TO BE DONE » Copy each of the following entries word for word, reproducing every line without any change.

GIVEN ENTRIES »
▬▬▬▬▬▬

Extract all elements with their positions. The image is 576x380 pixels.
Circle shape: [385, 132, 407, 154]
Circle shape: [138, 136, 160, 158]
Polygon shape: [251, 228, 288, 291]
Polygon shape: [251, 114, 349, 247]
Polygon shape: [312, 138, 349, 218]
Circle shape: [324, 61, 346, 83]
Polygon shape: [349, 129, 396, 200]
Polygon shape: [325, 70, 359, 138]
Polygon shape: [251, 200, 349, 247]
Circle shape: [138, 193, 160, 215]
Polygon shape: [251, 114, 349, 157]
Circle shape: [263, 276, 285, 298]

▬▬▬▬▬▬

FULL OUTPUT »
Extract all elements with their positions. The image is 576x380 pixels.
Circle shape: [385, 132, 407, 154]
Circle shape: [138, 136, 160, 158]
Polygon shape: [251, 228, 288, 291]
Polygon shape: [251, 114, 349, 247]
Polygon shape: [312, 138, 349, 218]
Circle shape: [324, 61, 346, 83]
Polygon shape: [349, 129, 396, 200]
Polygon shape: [325, 70, 359, 138]
Polygon shape: [251, 200, 349, 247]
Circle shape: [138, 193, 160, 215]
Polygon shape: [251, 114, 349, 157]
Circle shape: [263, 276, 285, 298]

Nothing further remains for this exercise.